Problem statement —
Can you transcribe every line exactly and leave the pictures behind?
——
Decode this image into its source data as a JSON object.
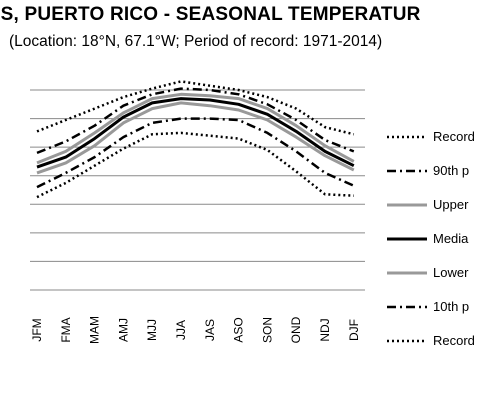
{
  "chart_data": {
    "type": "line",
    "title": "AJAS, PUERTO RICO - SEASONAL TEMPERATUR",
    "subtitle": "(Location: 18°N, 67.1°W; Period of record: 1971-2014)",
    "xlabel": "",
    "ylabel": "",
    "x": [
      "JFM",
      "FMA",
      "MAM",
      "AMJ",
      "MJJ",
      "JJA",
      "JAS",
      "ASO",
      "SON",
      "OND",
      "NDJ",
      "DJF"
    ],
    "ylim": [
      0,
      7
    ],
    "grid": true,
    "legend_position": "right",
    "series": [
      {
        "name": "Record",
        "style": "dotted",
        "color": "#000000",
        "values": [
          5.55,
          5.95,
          6.35,
          6.75,
          7.05,
          7.3,
          7.15,
          7.0,
          6.75,
          6.35,
          5.7,
          5.45
        ]
      },
      {
        "name": "90th p",
        "style": "dashdot",
        "color": "#000000",
        "values": [
          4.8,
          5.2,
          5.75,
          6.45,
          6.85,
          7.05,
          7.0,
          6.85,
          6.5,
          5.95,
          5.25,
          4.85
        ]
      },
      {
        "name": "Upper",
        "style": "solid",
        "color": "#999999",
        "values": [
          4.45,
          4.85,
          5.5,
          6.2,
          6.7,
          6.85,
          6.8,
          6.7,
          6.35,
          5.75,
          5.05,
          4.5
        ]
      },
      {
        "name": "Media",
        "style": "solid",
        "color": "#000000",
        "values": [
          4.3,
          4.65,
          5.3,
          6.05,
          6.55,
          6.7,
          6.65,
          6.5,
          6.15,
          5.55,
          4.85,
          4.35
        ]
      },
      {
        "name": "Lower",
        "style": "solid",
        "color": "#999999",
        "values": [
          4.1,
          4.45,
          5.05,
          5.85,
          6.35,
          6.55,
          6.45,
          6.3,
          5.95,
          5.35,
          4.7,
          4.2
        ]
      },
      {
        "name": "10th p",
        "style": "dashdot",
        "color": "#000000",
        "values": [
          3.6,
          4.1,
          4.65,
          5.35,
          5.85,
          6.0,
          6.0,
          5.95,
          5.5,
          4.85,
          4.1,
          3.65
        ]
      },
      {
        "name": "Record",
        "style": "dotted",
        "color": "#000000",
        "values": [
          3.25,
          3.75,
          4.35,
          4.95,
          5.45,
          5.5,
          5.4,
          5.3,
          4.9,
          4.15,
          3.35,
          3.3
        ]
      }
    ]
  }
}
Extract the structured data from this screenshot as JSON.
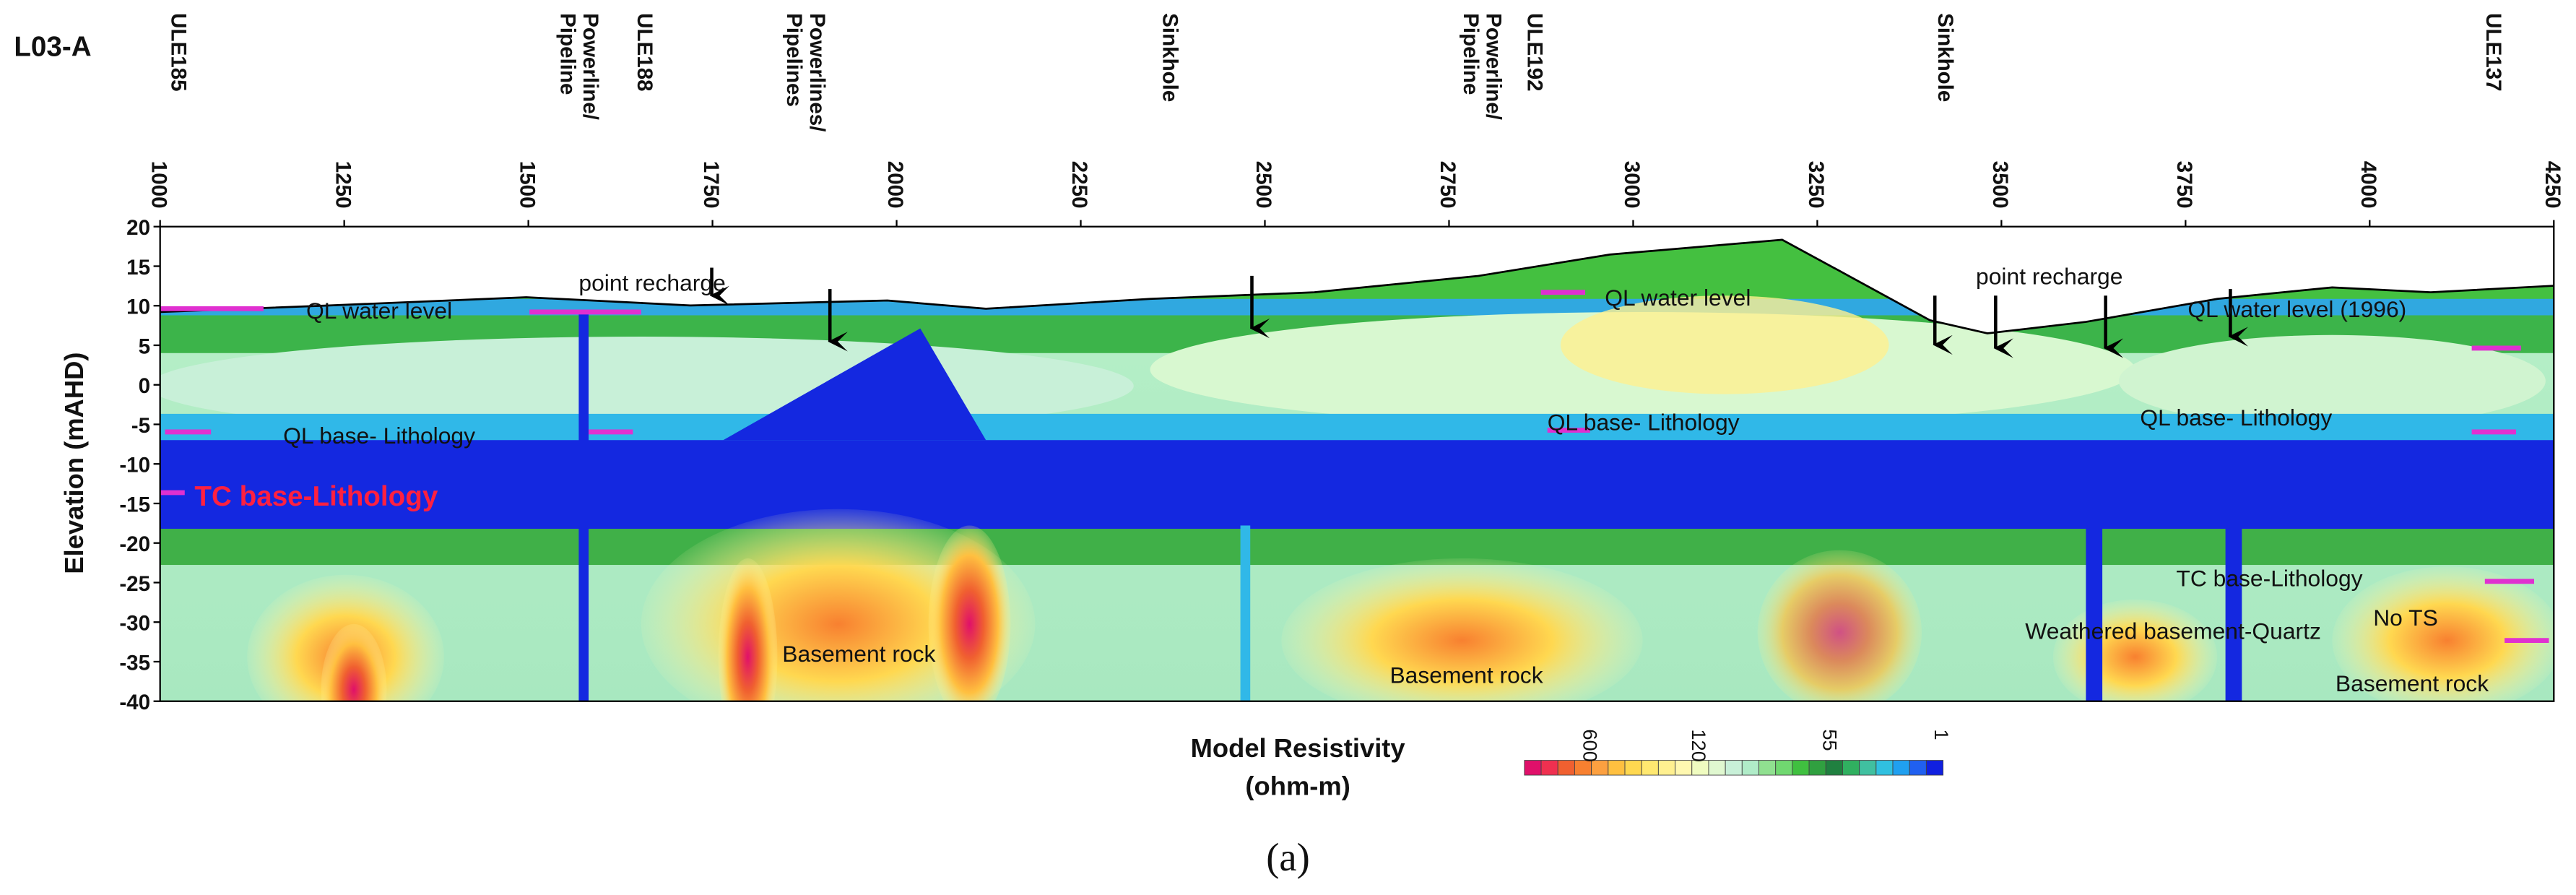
{
  "chart_data": {
    "type": "section",
    "title": "L03-A",
    "ylabel": "Elevation (mAHD)",
    "xlim": [
      1000,
      4250
    ],
    "xticks": [
      1000,
      1250,
      1500,
      1750,
      2000,
      2250,
      2500,
      2750,
      3000,
      3250,
      3500,
      3750,
      4000,
      4250
    ],
    "ylim": [
      -40,
      20
    ],
    "yticks": [
      20,
      15,
      10,
      5,
      0,
      -5,
      -10,
      -15,
      -20,
      -25,
      -30,
      -35,
      -40
    ],
    "features": [
      [
        "ULE185"
      ],
      [
        "Powerline/",
        "Pipeline"
      ],
      [
        "ULE188"
      ],
      [
        "Powerlines/",
        "Pipelines"
      ],
      [
        "Sinkhole"
      ],
      [
        "Powerline/",
        "Pipeline"
      ],
      [
        "ULE192"
      ],
      [
        "Sinkhole"
      ],
      [
        "ULE137"
      ]
    ],
    "annotations": [
      "point recharge",
      "point recharge",
      "QL water level",
      "QL base- Lithology",
      "TC base-Lithology",
      "QL water level",
      "QL base- Lithology",
      "QL water level (1996)",
      "QL base- Lithology",
      "TC base-Lithology",
      "Weathered basement-Quartz",
      "No TS",
      "Basement rock",
      "Basement rock",
      "Basement rock"
    ],
    "colorbar_title": [
      "Model Resistivity",
      "(ohm-m)"
    ],
    "colorbar_ticks": [
      600,
      120,
      55,
      1
    ],
    "colorbar_colors": [
      "#e0106a",
      "#f03050",
      "#f06030",
      "#f88030",
      "#fca040",
      "#ffc040",
      "#ffd850",
      "#ffe870",
      "#fff090",
      "#fff8b0",
      "#f0fcc0",
      "#e0f8d0",
      "#c8f0d8",
      "#b0ecc8",
      "#90e090",
      "#70d870",
      "#40c040",
      "#30a040",
      "#208040",
      "#30b060",
      "#40c0a0",
      "#30c0e0",
      "#20a0f0",
      "#2060f0",
      "#1020e0"
    ],
    "caption": "(a)"
  }
}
——
Solution for this task —
Decode this image into its source data as a JSON object.
{
  "chart_data": {
    "type": "line",
    "title": "AJAS, PUERTO RICO - SEASONAL TEMPERATUR",
    "subtitle": "(Location: 18°N, 67.1°W; Period of record: 1971-2014)",
    "xlabel": "",
    "ylabel": "",
    "x": [
      "JFM",
      "FMA",
      "MAM",
      "AMJ",
      "MJJ",
      "JJA",
      "JAS",
      "ASO",
      "SON",
      "OND",
      "NDJ",
      "DJF"
    ],
    "ylim": [
      0,
      7
    ],
    "grid": true,
    "legend_position": "right",
    "series": [
      {
        "name": "Record",
        "style": "dotted",
        "color": "#000000",
        "values": [
          5.55,
          5.95,
          6.35,
          6.75,
          7.05,
          7.3,
          7.15,
          7.0,
          6.75,
          6.35,
          5.7,
          5.45
        ]
      },
      {
        "name": "90th p",
        "style": "dashdot",
        "color": "#000000",
        "values": [
          4.8,
          5.2,
          5.75,
          6.45,
          6.85,
          7.05,
          7.0,
          6.85,
          6.5,
          5.95,
          5.25,
          4.85
        ]
      },
      {
        "name": "Upper",
        "style": "solid",
        "color": "#999999",
        "values": [
          4.45,
          4.85,
          5.5,
          6.2,
          6.7,
          6.85,
          6.8,
          6.7,
          6.35,
          5.75,
          5.05,
          4.5
        ]
      },
      {
        "name": "Media",
        "style": "solid",
        "color": "#000000",
        "values": [
          4.3,
          4.65,
          5.3,
          6.05,
          6.55,
          6.7,
          6.65,
          6.5,
          6.15,
          5.55,
          4.85,
          4.35
        ]
      },
      {
        "name": "Lower",
        "style": "solid",
        "color": "#999999",
        "values": [
          4.1,
          4.45,
          5.05,
          5.85,
          6.35,
          6.55,
          6.45,
          6.3,
          5.95,
          5.35,
          4.7,
          4.2
        ]
      },
      {
        "name": "10th p",
        "style": "dashdot",
        "color": "#000000",
        "values": [
          3.6,
          4.1,
          4.65,
          5.35,
          5.85,
          6.0,
          6.0,
          5.95,
          5.5,
          4.85,
          4.1,
          3.65
        ]
      },
      {
        "name": "Record",
        "style": "dotted",
        "color": "#000000",
        "values": [
          3.25,
          3.75,
          4.35,
          4.95,
          5.45,
          5.5,
          5.4,
          5.3,
          4.9,
          4.15,
          3.35,
          3.3
        ]
      }
    ]
  }
}
Extract the structured data from this screenshot as JSON.
{
  "chart_data": {
    "type": "section",
    "title": "L03-A",
    "ylabel": "Elevation (mAHD)",
    "xlim": [
      1000,
      4250
    ],
    "xticks": [
      1000,
      1250,
      1500,
      1750,
      2000,
      2250,
      2500,
      2750,
      3000,
      3250,
      3500,
      3750,
      4000,
      4250
    ],
    "ylim": [
      -40,
      20
    ],
    "yticks": [
      20,
      15,
      10,
      5,
      0,
      -5,
      -10,
      -15,
      -20,
      -25,
      -30,
      -35,
      -40
    ],
    "features": [
      [
        "ULE185"
      ],
      [
        "Powerline/",
        "Pipeline"
      ],
      [
        "ULE188"
      ],
      [
        "Powerlines/",
        "Pipelines"
      ],
      [
        "Sinkhole"
      ],
      [
        "Powerline/",
        "Pipeline"
      ],
      [
        "ULE192"
      ],
      [
        "Sinkhole"
      ],
      [
        "ULE137"
      ]
    ],
    "annotations": [
      "point recharge",
      "point recharge",
      "QL water level",
      "QL base- Lithology",
      "TC base-Lithology",
      "QL water level",
      "QL base- Lithology",
      "QL water level (1996)",
      "QL base- Lithology",
      "TC base-Lithology",
      "Weathered basement-Quartz",
      "No TS",
      "Basement rock",
      "Basement rock",
      "Basement rock"
    ],
    "colorbar_title": [
      "Model Resistivity",
      "(ohm-m)"
    ],
    "colorbar_ticks": [
      600,
      120,
      55,
      1
    ],
    "colorbar_colors": [
      "#e0106a",
      "#f03050",
      "#f06030",
      "#f88030",
      "#fca040",
      "#ffc040",
      "#ffd850",
      "#ffe870",
      "#fff090",
      "#fff8b0",
      "#f0fcc0",
      "#e0f8d0",
      "#c8f0d8",
      "#b0ecc8",
      "#90e090",
      "#70d870",
      "#40c040",
      "#30a040",
      "#208040",
      "#30b060",
      "#40c0a0",
      "#30c0e0",
      "#20a0f0",
      "#2060f0",
      "#1020e0"
    ],
    "caption": "(a)"
  }
}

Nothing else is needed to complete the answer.